**TASK STATEMENT:**
Select, from the data, each line where "this" occurs.

[start MATERIAL SUPPLIED]

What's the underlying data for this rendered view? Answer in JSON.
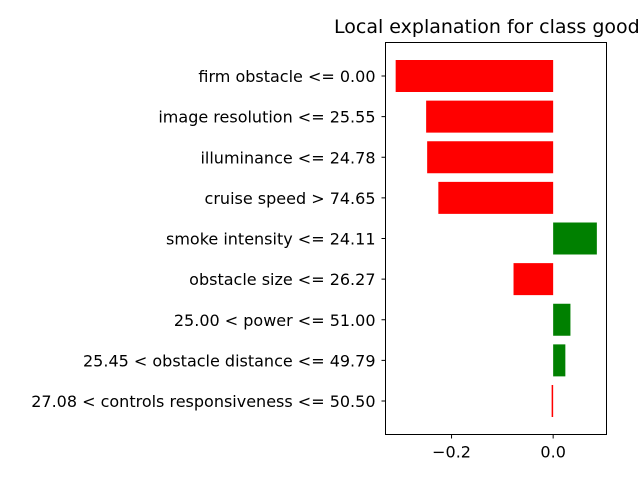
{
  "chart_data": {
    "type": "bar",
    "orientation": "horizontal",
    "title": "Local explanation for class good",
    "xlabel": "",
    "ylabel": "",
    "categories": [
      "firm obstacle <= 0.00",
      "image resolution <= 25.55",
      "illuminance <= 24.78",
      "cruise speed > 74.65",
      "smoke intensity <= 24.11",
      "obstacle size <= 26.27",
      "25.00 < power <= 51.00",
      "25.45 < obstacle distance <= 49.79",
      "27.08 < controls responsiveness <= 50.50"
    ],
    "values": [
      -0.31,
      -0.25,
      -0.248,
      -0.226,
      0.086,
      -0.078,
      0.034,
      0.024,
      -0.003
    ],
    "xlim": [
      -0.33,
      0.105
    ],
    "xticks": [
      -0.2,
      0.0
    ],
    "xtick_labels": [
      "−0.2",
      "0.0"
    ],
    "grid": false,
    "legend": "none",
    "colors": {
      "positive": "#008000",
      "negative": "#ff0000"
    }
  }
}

[end MATERIAL SUPPLIED]
[start MATERIAL SUPPLIED]

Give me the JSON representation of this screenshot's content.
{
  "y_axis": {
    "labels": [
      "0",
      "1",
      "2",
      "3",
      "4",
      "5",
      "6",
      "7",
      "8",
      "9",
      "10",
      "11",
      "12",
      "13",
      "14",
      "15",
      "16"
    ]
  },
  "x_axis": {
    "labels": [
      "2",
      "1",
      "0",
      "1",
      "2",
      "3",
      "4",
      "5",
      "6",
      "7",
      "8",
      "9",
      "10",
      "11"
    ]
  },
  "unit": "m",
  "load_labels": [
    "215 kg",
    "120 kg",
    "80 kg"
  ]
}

[end MATERIAL SUPPLIED]

**RESULT:**
What's the underlying data for this rendered view? Answer in JSON.
Give me the JSON representation of this screenshot's content.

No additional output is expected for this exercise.